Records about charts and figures

>>>>

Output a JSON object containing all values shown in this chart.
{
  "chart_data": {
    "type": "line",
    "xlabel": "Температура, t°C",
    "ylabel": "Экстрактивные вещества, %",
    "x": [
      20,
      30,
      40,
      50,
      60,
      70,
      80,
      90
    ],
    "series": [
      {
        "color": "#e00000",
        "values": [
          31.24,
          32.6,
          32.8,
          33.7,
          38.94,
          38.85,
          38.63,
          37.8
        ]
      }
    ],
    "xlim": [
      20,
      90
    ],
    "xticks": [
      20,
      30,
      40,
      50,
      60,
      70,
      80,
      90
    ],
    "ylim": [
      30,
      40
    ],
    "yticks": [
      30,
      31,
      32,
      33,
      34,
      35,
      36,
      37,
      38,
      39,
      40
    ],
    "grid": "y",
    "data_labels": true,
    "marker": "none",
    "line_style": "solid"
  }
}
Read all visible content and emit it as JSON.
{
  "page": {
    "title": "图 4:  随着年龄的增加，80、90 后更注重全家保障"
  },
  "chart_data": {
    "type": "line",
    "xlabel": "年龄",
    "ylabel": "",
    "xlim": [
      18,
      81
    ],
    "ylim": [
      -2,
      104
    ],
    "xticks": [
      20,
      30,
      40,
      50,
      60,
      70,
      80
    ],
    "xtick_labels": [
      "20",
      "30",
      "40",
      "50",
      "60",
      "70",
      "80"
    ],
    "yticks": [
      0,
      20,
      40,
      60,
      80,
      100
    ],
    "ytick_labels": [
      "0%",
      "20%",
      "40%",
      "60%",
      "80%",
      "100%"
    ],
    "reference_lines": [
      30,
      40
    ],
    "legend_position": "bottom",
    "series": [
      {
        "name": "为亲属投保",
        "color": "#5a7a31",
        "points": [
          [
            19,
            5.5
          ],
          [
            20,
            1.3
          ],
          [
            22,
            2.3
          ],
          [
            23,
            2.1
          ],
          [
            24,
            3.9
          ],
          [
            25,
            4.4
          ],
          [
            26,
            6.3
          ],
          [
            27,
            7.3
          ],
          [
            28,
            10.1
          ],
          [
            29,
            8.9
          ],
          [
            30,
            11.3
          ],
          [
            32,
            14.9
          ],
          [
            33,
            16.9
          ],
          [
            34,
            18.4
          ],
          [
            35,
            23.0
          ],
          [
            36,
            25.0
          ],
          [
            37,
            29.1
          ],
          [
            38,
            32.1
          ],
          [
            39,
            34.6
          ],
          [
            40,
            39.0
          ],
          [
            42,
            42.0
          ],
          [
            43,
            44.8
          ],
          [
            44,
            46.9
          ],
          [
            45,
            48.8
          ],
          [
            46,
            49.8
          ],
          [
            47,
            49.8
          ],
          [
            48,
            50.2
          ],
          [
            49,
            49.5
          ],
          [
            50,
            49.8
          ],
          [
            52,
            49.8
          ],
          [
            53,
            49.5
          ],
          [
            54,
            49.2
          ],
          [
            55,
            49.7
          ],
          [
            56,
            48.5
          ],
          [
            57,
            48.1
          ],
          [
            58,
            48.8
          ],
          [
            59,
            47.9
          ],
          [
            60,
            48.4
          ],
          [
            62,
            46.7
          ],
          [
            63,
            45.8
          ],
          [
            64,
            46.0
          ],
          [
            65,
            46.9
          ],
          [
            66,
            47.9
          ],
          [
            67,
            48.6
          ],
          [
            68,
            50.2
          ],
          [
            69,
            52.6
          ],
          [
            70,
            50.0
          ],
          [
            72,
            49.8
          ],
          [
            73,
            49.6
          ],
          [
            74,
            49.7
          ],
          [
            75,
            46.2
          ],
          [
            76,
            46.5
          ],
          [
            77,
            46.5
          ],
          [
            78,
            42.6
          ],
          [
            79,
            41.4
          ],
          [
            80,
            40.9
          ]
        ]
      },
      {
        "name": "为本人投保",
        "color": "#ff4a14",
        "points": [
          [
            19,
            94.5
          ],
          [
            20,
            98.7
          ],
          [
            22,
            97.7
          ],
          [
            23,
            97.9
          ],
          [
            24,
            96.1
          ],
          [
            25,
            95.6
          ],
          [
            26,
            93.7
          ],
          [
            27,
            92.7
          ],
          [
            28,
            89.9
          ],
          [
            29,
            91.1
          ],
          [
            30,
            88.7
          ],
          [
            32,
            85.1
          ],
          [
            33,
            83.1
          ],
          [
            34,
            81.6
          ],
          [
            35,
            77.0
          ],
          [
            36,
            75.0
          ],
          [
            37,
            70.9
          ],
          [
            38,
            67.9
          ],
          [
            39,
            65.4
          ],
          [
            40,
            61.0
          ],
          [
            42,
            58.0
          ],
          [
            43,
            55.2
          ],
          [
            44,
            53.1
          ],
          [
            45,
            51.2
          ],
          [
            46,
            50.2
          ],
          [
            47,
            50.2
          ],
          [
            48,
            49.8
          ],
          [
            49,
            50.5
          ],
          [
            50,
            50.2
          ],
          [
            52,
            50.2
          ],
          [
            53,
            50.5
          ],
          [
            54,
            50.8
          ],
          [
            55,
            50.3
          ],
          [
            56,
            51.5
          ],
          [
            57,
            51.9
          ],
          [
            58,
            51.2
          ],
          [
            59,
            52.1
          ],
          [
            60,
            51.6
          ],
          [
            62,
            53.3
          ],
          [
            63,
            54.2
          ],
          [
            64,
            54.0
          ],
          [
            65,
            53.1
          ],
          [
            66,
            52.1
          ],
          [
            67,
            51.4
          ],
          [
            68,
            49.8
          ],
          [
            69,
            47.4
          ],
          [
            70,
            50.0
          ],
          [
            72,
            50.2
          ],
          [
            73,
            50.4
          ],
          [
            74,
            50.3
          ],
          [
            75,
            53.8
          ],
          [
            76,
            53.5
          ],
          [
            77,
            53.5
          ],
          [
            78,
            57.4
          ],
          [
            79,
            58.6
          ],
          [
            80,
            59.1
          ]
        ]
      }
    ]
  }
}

<<<<

- **Given exercise**: Return every record, word for word.

- **Solution to this problem**:
Output a JSON object containing all values shown in this chart.
{
  "chart_data": {
    "type": "line",
    "xlabel": "Температура, t°C",
    "ylabel": "Экстрактивные вещества, %",
    "x": [
      20,
      30,
      40,
      50,
      60,
      70,
      80,
      90
    ],
    "series": [
      {
        "color": "#e00000",
        "values": [
          31.24,
          32.6,
          32.8,
          33.7,
          38.94,
          38.85,
          38.63,
          37.8
        ]
      }
    ],
    "xlim": [
      20,
      90
    ],
    "xticks": [
      20,
      30,
      40,
      50,
      60,
      70,
      80,
      90
    ],
    "ylim": [
      30,
      40
    ],
    "yticks": [
      30,
      31,
      32,
      33,
      34,
      35,
      36,
      37,
      38,
      39,
      40
    ],
    "grid": "y",
    "data_labels": true,
    "marker": "none",
    "line_style": "solid"
  }
}
Read all visible content and emit it as JSON.
{
  "page": {
    "title": "图 4:  随着年龄的增加，80、90 后更注重全家保障"
  },
  "chart_data": {
    "type": "line",
    "xlabel": "年龄",
    "ylabel": "",
    "xlim": [
      18,
      81
    ],
    "ylim": [
      -2,
      104
    ],
    "xticks": [
      20,
      30,
      40,
      50,
      60,
      70,
      80
    ],
    "xtick_labels": [
      "20",
      "30",
      "40",
      "50",
      "60",
      "70",
      "80"
    ],
    "yticks": [
      0,
      20,
      40,
      60,
      80,
      100
    ],
    "ytick_labels": [
      "0%",
      "20%",
      "40%",
      "60%",
      "80%",
      "100%"
    ],
    "reference_lines": [
      30,
      40
    ],
    "legend_position": "bottom",
    "series": [
      {
        "name": "为亲属投保",
        "color": "#5a7a31",
        "points": [
          [
            19,
            5.5
          ],
          [
            20,
            1.3
          ],
          [
            22,
            2.3
          ],
          [
            23,
            2.1
          ],
          [
            24,
            3.9
          ],
          [
            25,
            4.4
          ],
          [
            26,
            6.3
          ],
          [
            27,
            7.3
          ],
          [
            28,
            10.1
          ],
          [
            29,
            8.9
          ],
          [
            30,
            11.3
          ],
          [
            32,
            14.9
          ],
          [
            33,
            16.9
          ],
          [
            34,
            18.4
          ],
          [
            35,
            23.0
          ],
          [
            36,
            25.0
          ],
          [
            37,
            29.1
          ],
          [
            38,
            32.1
          ],
          [
            39,
            34.6
          ],
          [
            40,
            39.0
          ],
          [
            42,
            42.0
          ],
          [
            43,
            44.8
          ],
          [
            44,
            46.9
          ],
          [
            45,
            48.8
          ],
          [
            46,
            49.8
          ],
          [
            47,
            49.8
          ],
          [
            48,
            50.2
          ],
          [
            49,
            49.5
          ],
          [
            50,
            49.8
          ],
          [
            52,
            49.8
          ],
          [
            53,
            49.5
          ],
          [
            54,
            49.2
          ],
          [
            55,
            49.7
          ],
          [
            56,
            48.5
          ],
          [
            57,
            48.1
          ],
          [
            58,
            48.8
          ],
          [
            59,
            47.9
          ],
          [
            60,
            48.4
          ],
          [
            62,
            46.7
          ],
          [
            63,
            45.8
          ],
          [
            64,
            46.0
          ],
          [
            65,
            46.9
          ],
          [
            66,
            47.9
          ],
          [
            67,
            48.6
          ],
          [
            68,
            50.2
          ],
          [
            69,
            52.6
          ],
          [
            70,
            50.0
          ],
          [
            72,
            49.8
          ],
          [
            73,
            49.6
          ],
          [
            74,
            49.7
          ],
          [
            75,
            46.2
          ],
          [
            76,
            46.5
          ],
          [
            77,
            46.5
          ],
          [
            78,
            42.6
          ],
          [
            79,
            41.4
          ],
          [
            80,
            40.9
          ]
        ]
      },
      {
        "name": "为本人投保",
        "color": "#ff4a14",
        "points": [
          [
            19,
            94.5
          ],
          [
            20,
            98.7
          ],
          [
            22,
            97.7
          ],
          [
            23,
            97.9
          ],
          [
            24,
            96.1
          ],
          [
            25,
            95.6
          ],
          [
            26,
            93.7
          ],
          [
            27,
            92.7
          ],
          [
            28,
            89.9
          ],
          [
            29,
            91.1
          ],
          [
            30,
            88.7
          ],
          [
            32,
            85.1
          ],
          [
            33,
            83.1
          ],
          [
            34,
            81.6
          ],
          [
            35,
            77.0
          ],
          [
            36,
            75.0
          ],
          [
            37,
            70.9
          ],
          [
            38,
            67.9
          ],
          [
            39,
            65.4
          ],
          [
            40,
            61.0
          ],
          [
            42,
            58.0
          ],
          [
            43,
            55.2
          ],
          [
            44,
            53.1
          ],
          [
            45,
            51.2
          ],
          [
            46,
            50.2
          ],
          [
            47,
            50.2
          ],
          [
            48,
            49.8
          ],
          [
            49,
            50.5
          ],
          [
            50,
            50.2
          ],
          [
            52,
            50.2
          ],
          [
            53,
            50.5
          ],
          [
            54,
            50.8
          ],
          [
            55,
            50.3
          ],
          [
            56,
            51.5
          ],
          [
            57,
            51.9
          ],
          [
            58,
            51.2
          ],
          [
            59,
            52.1
          ],
          [
            60,
            51.6
          ],
          [
            62,
            53.3
          ],
          [
            63,
            54.2
          ],
          [
            64,
            54.0
          ],
          [
            65,
            53.1
          ],
          [
            66,
            52.1
          ],
          [
            67,
            51.4
          ],
          [
            68,
            49.8
          ],
          [
            69,
            47.4
          ],
          [
            70,
            50.0
          ],
          [
            72,
            50.2
          ],
          [
            73,
            50.4
          ],
          [
            74,
            50.3
          ],
          [
            75,
            53.8
          ],
          [
            76,
            53.5
          ],
          [
            77,
            53.5
          ],
          [
            78,
            57.4
          ],
          [
            79,
            58.6
          ],
          [
            80,
            59.1
          ]
        ]
      }
    ]
  }
}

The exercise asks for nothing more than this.